Listed entries>
* begin *

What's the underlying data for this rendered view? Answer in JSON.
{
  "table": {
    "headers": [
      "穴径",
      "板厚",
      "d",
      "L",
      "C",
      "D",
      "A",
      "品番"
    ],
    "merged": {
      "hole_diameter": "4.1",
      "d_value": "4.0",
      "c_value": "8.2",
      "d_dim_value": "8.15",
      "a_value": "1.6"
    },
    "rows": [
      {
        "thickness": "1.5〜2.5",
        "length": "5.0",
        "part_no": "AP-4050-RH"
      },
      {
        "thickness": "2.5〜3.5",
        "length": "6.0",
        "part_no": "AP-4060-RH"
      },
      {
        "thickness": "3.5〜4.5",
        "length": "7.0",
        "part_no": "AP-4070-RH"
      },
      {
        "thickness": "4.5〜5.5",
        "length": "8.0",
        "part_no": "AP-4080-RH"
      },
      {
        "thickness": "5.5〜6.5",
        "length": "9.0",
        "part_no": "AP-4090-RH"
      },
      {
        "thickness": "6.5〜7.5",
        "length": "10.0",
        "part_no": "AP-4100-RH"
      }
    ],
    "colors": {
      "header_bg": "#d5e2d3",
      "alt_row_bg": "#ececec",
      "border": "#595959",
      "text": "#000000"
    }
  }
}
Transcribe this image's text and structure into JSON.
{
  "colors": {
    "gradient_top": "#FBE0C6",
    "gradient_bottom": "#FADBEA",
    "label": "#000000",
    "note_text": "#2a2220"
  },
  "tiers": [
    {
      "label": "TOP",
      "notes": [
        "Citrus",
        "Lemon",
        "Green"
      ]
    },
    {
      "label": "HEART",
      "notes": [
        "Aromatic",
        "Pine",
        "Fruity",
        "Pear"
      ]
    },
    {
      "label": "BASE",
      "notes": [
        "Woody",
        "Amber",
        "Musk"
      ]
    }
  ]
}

* end *

List every line in the records above that contains the word "thickness".

Result for this exercise>
        "thickness": "1.5〜2.5",
        "thickness": "2.5〜3.5",
        "thickness": "3.5〜4.5",
        "thickness": "4.5〜5.5",
        "thickness": "5.5〜6.5",
        "thickness": "6.5〜7.5",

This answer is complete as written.